Problem details
Images do not belong in the copy. Retype all the entries below exactly.

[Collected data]
------------------------
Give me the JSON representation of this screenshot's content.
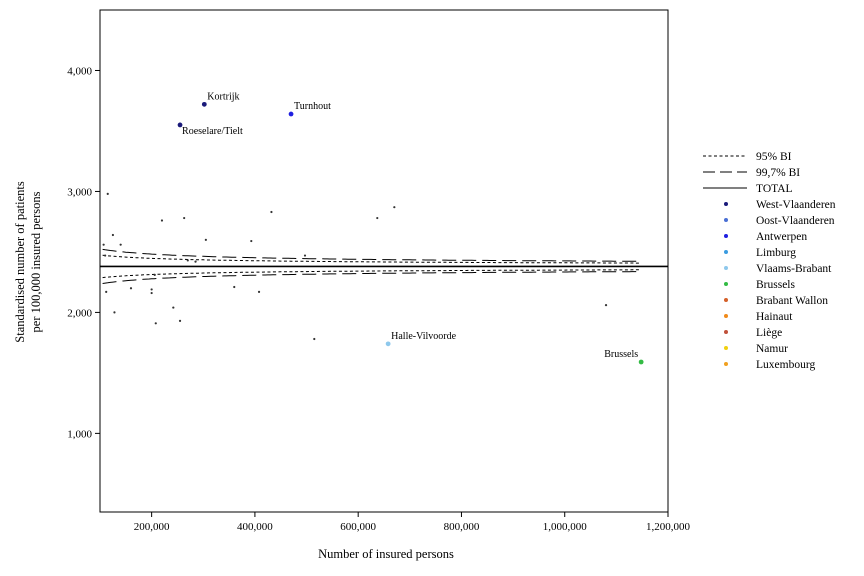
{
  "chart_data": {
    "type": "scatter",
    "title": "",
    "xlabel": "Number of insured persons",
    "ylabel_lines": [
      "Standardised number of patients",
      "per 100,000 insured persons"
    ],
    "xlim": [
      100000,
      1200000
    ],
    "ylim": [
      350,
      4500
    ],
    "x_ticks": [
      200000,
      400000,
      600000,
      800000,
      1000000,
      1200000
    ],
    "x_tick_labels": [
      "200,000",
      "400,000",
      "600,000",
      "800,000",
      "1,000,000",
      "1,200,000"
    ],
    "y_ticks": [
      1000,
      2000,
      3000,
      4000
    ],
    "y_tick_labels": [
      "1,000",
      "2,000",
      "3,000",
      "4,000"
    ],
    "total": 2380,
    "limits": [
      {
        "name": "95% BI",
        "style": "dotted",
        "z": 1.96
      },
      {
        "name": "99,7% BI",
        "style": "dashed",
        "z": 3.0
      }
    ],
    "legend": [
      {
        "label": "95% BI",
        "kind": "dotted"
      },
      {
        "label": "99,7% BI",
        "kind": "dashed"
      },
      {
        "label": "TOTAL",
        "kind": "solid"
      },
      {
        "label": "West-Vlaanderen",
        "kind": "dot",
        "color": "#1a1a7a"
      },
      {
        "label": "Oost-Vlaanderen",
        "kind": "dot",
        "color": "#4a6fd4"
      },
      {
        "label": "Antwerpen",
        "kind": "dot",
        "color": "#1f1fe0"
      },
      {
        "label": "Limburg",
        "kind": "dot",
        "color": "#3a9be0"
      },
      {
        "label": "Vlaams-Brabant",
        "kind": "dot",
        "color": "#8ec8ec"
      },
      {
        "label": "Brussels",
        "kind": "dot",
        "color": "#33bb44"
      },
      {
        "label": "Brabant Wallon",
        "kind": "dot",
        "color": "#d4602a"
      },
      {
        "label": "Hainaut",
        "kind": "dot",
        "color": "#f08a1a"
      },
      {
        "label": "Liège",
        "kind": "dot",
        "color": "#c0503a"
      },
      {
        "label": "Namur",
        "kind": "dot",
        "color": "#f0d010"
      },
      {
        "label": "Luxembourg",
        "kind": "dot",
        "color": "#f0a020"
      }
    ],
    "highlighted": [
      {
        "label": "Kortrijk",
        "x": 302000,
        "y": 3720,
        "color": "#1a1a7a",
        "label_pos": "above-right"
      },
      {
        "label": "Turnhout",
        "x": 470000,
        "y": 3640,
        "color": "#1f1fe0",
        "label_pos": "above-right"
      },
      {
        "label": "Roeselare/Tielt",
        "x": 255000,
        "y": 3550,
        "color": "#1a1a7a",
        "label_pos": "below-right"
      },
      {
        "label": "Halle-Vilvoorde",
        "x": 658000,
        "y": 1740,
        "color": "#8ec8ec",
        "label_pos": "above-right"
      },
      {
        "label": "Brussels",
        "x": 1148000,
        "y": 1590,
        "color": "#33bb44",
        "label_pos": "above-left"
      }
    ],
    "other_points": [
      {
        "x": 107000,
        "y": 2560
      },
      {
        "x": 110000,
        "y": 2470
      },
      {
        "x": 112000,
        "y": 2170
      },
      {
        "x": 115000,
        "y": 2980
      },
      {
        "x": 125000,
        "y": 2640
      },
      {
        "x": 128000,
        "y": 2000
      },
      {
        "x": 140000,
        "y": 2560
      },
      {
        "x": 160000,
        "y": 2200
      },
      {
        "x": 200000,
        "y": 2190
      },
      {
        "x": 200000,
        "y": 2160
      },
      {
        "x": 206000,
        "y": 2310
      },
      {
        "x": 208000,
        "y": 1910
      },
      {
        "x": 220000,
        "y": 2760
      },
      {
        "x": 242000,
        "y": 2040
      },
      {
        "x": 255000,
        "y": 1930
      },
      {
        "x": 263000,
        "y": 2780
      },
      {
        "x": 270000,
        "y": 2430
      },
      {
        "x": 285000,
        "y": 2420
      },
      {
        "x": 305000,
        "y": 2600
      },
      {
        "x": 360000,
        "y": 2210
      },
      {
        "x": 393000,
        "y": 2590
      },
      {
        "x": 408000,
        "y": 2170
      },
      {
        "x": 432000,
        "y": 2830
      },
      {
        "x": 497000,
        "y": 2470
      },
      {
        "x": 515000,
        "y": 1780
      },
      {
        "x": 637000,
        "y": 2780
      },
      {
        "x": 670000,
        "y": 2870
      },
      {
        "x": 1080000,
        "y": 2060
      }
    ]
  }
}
------------------------
Task answer
Give me the JSON representation of this screenshot's content.
{
  "chart_data": {
    "type": "scatter",
    "title": "",
    "xlabel": "Number of insured persons",
    "ylabel_lines": [
      "Standardised number of patients",
      "per 100,000 insured persons"
    ],
    "xlim": [
      100000,
      1200000
    ],
    "ylim": [
      350,
      4500
    ],
    "x_ticks": [
      200000,
      400000,
      600000,
      800000,
      1000000,
      1200000
    ],
    "x_tick_labels": [
      "200,000",
      "400,000",
      "600,000",
      "800,000",
      "1,000,000",
      "1,200,000"
    ],
    "y_ticks": [
      1000,
      2000,
      3000,
      4000
    ],
    "y_tick_labels": [
      "1,000",
      "2,000",
      "3,000",
      "4,000"
    ],
    "total": 2380,
    "limits": [
      {
        "name": "95% BI",
        "style": "dotted",
        "z": 1.96
      },
      {
        "name": "99,7% BI",
        "style": "dashed",
        "z": 3.0
      }
    ],
    "legend": [
      {
        "label": "95% BI",
        "kind": "dotted"
      },
      {
        "label": "99,7% BI",
        "kind": "dashed"
      },
      {
        "label": "TOTAL",
        "kind": "solid"
      },
      {
        "label": "West-Vlaanderen",
        "kind": "dot",
        "color": "#1a1a7a"
      },
      {
        "label": "Oost-Vlaanderen",
        "kind": "dot",
        "color": "#4a6fd4"
      },
      {
        "label": "Antwerpen",
        "kind": "dot",
        "color": "#1f1fe0"
      },
      {
        "label": "Limburg",
        "kind": "dot",
        "color": "#3a9be0"
      },
      {
        "label": "Vlaams-Brabant",
        "kind": "dot",
        "color": "#8ec8ec"
      },
      {
        "label": "Brussels",
        "kind": "dot",
        "color": "#33bb44"
      },
      {
        "label": "Brabant Wallon",
        "kind": "dot",
        "color": "#d4602a"
      },
      {
        "label": "Hainaut",
        "kind": "dot",
        "color": "#f08a1a"
      },
      {
        "label": "Liège",
        "kind": "dot",
        "color": "#c0503a"
      },
      {
        "label": "Namur",
        "kind": "dot",
        "color": "#f0d010"
      },
      {
        "label": "Luxembourg",
        "kind": "dot",
        "color": "#f0a020"
      }
    ],
    "highlighted": [
      {
        "label": "Kortrijk",
        "x": 302000,
        "y": 3720,
        "color": "#1a1a7a",
        "label_pos": "above-right"
      },
      {
        "label": "Turnhout",
        "x": 470000,
        "y": 3640,
        "color": "#1f1fe0",
        "label_pos": "above-right"
      },
      {
        "label": "Roeselare/Tielt",
        "x": 255000,
        "y": 3550,
        "color": "#1a1a7a",
        "label_pos": "below-right"
      },
      {
        "label": "Halle-Vilvoorde",
        "x": 658000,
        "y": 1740,
        "color": "#8ec8ec",
        "label_pos": "above-right"
      },
      {
        "label": "Brussels",
        "x": 1148000,
        "y": 1590,
        "color": "#33bb44",
        "label_pos": "above-left"
      }
    ],
    "other_points": [
      {
        "x": 107000,
        "y": 2560
      },
      {
        "x": 110000,
        "y": 2470
      },
      {
        "x": 112000,
        "y": 2170
      },
      {
        "x": 115000,
        "y": 2980
      },
      {
        "x": 125000,
        "y": 2640
      },
      {
        "x": 128000,
        "y": 2000
      },
      {
        "x": 140000,
        "y": 2560
      },
      {
        "x": 160000,
        "y": 2200
      },
      {
        "x": 200000,
        "y": 2190
      },
      {
        "x": 200000,
        "y": 2160
      },
      {
        "x": 206000,
        "y": 2310
      },
      {
        "x": 208000,
        "y": 1910
      },
      {
        "x": 220000,
        "y": 2760
      },
      {
        "x": 242000,
        "y": 2040
      },
      {
        "x": 255000,
        "y": 1930
      },
      {
        "x": 263000,
        "y": 2780
      },
      {
        "x": 270000,
        "y": 2430
      },
      {
        "x": 285000,
        "y": 2420
      },
      {
        "x": 305000,
        "y": 2600
      },
      {
        "x": 360000,
        "y": 2210
      },
      {
        "x": 393000,
        "y": 2590
      },
      {
        "x": 408000,
        "y": 2170
      },
      {
        "x": 432000,
        "y": 2830
      },
      {
        "x": 497000,
        "y": 2470
      },
      {
        "x": 515000,
        "y": 1780
      },
      {
        "x": 637000,
        "y": 2780
      },
      {
        "x": 670000,
        "y": 2870
      },
      {
        "x": 1080000,
        "y": 2060
      }
    ]
  }
}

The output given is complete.